- Born: 1962 Nottingham
- Died: 16 January 2013 London
- Cause of death: Aircraft mid-air collision with a construction crane
- Known for: Great North Air Ambulance Service rescue

= Peter Barnes (pilot) =

British helicopter pilot (1962–2013)

Peter Barnes (1962 – 16 January 2013) was a British commercial helicopter pilot. He was killed on 16 January 2013 when the AgustaWestland AW109 helicopter he was flying collided with a construction crane in central London.

==Life and career==
Born in Nottingham, Barnes was educated at the independent Oakham School in Rutland, before attending the University of Derby to study business and marketing. He worked as a ski instructor following his graduation, before taking a position in the advertising industry. Taking up a role at Glenair Helicopters he was part of a team responsible for the inspection of power lines in Scotland and Northern Ireland. He joined RotorMotion as a contract pilot in 1997, working for them until 2011. During that time he provided traffic and travel news for the Newcastle-based radio station Metro FM, and piloted aircraft for the Great North Air Ambulance Service. As a rescue pilot he was honoured with an award for outstanding courage and skill for his part in the rescue of a motorist from a swollen river in 2004. During his career he was also employed by the organisers of the 2012 Summer Olympics, and played roles in monitoring both the America’s Cup yachting race and the F1 Powerboat World Championship.

As well as his role as a contract pilot, Barnes began to employ his aviation skills for filmwork, and started his own business which he named Helivision Ltd. His professional skills were utilised for a number of film and television productions, including Saving Private Ryan, Die Another Day, and for the BBC documentary series Coast. Based at the Redhill Aerodrome in Surrey he also undertook work for BBC News and Sky News, and was hired to fly a number of prominent people.

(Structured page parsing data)

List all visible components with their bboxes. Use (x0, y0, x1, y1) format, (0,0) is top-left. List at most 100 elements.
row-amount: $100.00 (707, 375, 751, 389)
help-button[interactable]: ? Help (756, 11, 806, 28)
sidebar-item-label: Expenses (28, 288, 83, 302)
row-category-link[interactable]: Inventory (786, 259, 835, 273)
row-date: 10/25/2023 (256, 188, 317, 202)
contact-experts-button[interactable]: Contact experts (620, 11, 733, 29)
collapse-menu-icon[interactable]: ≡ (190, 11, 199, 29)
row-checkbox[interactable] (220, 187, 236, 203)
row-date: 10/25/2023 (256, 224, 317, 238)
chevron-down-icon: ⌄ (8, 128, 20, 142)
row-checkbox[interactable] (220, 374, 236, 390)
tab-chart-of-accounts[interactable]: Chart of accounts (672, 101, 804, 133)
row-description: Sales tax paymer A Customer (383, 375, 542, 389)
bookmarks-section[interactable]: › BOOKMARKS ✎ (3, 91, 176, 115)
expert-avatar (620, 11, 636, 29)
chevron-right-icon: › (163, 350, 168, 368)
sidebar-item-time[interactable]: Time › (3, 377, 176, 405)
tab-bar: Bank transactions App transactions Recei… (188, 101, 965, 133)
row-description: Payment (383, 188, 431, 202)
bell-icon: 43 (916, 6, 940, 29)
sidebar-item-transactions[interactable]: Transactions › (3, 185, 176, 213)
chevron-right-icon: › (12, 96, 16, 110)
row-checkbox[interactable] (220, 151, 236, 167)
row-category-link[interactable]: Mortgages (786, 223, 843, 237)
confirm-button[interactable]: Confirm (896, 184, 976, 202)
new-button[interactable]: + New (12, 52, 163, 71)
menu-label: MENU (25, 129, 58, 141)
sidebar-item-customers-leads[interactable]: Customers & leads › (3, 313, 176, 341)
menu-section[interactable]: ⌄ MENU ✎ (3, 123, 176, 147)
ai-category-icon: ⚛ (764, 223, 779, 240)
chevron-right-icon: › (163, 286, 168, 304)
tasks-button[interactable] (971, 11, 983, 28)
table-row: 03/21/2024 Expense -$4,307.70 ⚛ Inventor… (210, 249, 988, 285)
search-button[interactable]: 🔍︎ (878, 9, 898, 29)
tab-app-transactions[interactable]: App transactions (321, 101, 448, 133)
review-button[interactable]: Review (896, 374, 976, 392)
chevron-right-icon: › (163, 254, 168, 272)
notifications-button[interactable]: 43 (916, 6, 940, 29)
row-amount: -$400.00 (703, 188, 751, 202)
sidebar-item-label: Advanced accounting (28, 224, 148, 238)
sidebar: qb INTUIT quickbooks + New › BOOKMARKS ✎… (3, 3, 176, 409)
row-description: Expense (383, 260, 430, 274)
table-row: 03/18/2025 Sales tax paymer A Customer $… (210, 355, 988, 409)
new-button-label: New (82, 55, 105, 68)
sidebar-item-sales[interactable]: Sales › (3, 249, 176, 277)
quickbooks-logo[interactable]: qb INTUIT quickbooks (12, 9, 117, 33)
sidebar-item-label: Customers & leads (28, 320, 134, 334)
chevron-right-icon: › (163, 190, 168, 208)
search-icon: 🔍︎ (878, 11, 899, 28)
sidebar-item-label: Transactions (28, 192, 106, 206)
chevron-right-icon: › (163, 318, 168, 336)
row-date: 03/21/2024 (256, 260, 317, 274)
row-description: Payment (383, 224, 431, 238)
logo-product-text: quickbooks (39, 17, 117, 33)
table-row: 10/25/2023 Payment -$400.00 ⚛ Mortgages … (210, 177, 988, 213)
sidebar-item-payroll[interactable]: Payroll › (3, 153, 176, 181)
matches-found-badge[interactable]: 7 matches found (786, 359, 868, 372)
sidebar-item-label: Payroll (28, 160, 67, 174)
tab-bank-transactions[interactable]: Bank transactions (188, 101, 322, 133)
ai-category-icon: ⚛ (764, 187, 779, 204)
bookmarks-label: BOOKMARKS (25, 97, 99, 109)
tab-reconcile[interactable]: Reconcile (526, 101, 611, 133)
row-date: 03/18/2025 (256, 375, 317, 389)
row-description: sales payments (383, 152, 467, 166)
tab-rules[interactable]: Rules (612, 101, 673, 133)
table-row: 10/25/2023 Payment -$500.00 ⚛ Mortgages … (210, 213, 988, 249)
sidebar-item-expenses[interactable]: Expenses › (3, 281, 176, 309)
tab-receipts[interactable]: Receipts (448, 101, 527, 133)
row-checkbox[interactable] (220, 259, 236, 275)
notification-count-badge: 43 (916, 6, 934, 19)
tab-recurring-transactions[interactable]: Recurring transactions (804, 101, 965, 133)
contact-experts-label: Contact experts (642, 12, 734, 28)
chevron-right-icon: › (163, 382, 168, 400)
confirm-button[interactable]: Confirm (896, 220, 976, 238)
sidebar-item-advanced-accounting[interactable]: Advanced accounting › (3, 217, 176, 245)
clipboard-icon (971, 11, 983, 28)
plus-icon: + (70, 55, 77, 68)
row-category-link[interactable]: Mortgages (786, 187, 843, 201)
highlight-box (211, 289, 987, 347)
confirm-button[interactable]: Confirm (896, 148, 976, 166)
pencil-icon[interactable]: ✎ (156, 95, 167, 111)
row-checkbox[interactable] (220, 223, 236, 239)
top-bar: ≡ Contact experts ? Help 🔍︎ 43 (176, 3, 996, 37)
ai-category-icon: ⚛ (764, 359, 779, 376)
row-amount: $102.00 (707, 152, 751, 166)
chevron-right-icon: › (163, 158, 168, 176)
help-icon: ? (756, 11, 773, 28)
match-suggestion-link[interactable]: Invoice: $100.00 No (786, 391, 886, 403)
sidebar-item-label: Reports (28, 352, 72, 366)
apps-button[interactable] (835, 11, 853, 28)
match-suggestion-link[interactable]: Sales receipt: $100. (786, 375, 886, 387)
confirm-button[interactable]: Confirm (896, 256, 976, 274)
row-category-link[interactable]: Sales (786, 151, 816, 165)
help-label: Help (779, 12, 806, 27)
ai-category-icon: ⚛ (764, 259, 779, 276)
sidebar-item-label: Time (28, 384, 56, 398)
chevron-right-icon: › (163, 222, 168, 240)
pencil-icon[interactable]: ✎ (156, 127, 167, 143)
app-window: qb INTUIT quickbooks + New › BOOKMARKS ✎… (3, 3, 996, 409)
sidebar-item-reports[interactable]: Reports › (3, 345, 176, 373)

INSTRUCTIONS TO FOLLOW — Copy the section of the Peter Barnes text that starts with the words containing "- Born: 1962" and ends with "in central London.", swapping each "construction crane" for "building crane". The listing is separate material that stands apart from the Peter Barnes text.

ANSWER TO THIS TASK —
- Born: 1962 Nottingham
- Died: 16 January 2013 London
- Cause of death: Aircraft mid-air collision with a building crane
- Known for: Great North Air Ambulance Service rescue

= Peter Barnes (pilot) =

British helicopter pilot (1962–2013)

Peter Barnes (1962 – 16 January 2013) was a British commercial helicopter pilot. He was killed on 16 January 2013 when the AgustaWestland AW109 helicopter he was flying collided with a building crane in central London.